# WHAT YOU WILL DO:
Give the number of lines in the material below that contain the word "crossover", and nothing else.

# DATA TO EXAMINE:
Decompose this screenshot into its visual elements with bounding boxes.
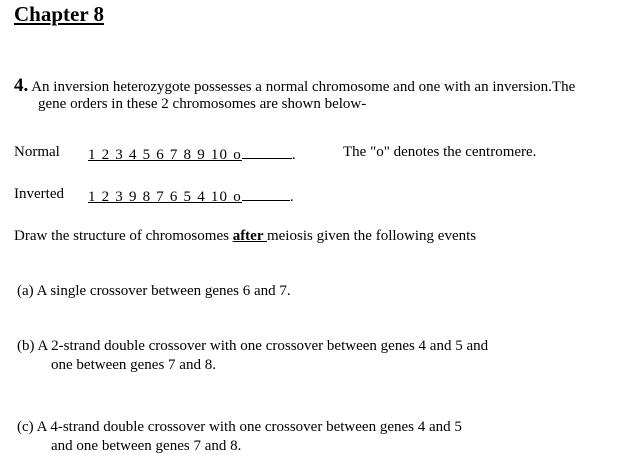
- part-b-line-1: (b) A 2-strand double crossover with one crossover between genes 4 and 5 and: [17, 338, 489, 354]
- normal-sequence: 1 2 3 4 5 6 7 8 9 10 o: [88, 147, 242, 163]
- question-line-2: gene orders in these 2 chromosomes are shown below-: [38, 96, 367, 112]
- instruction-emphasis: after: [232, 228, 267, 244]
- inverted-period: .: [289, 189, 294, 205]
- normal-label: Normal: [14, 144, 60, 160]
- question-text-1: An inversion heterozygote possesses a normal chromosome and one with an inversion.The: [31, 79, 576, 95]
- inverted-label: Inverted: [14, 186, 64, 202]
- part-a: (a) A single crossover between genes 6 and 7.: [17, 283, 291, 299]
- inverted-underline: [242, 186, 290, 201]
- question-number: 4.: [14, 75, 29, 96]
- part-c-line-1: (c) A 4-strand double crossover with one crossover between genes 4 and 5: [17, 419, 462, 435]
- normal-underline: [242, 144, 292, 159]
- instruction-after: meiosis given the following events: [266, 228, 477, 244]
- part-b-line-2: one between genes 7 and 8.: [51, 357, 216, 373]
- inverted-sequence-wrap: [88, 186, 294, 206]
- normal-period: .: [291, 147, 296, 163]
- question-line-1: [14, 75, 575, 97]
- instruction-before: Draw the structure of chromosomes: [14, 228, 233, 244]
- part-c-line-2: and one between genes 7 and 8.: [51, 438, 242, 454]
- instruction: [14, 228, 476, 245]
- chapter-title: Chapter 8: [14, 2, 105, 26]
- centromere-note: The "o" denotes the centromere.: [343, 144, 537, 160]
- normal-sequence-wrap: [88, 144, 296, 164]
- inverted-sequence: 1 2 3 9 8 7 6 5 4 10 o: [88, 189, 242, 205]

# WRITTEN SOLUTION:
3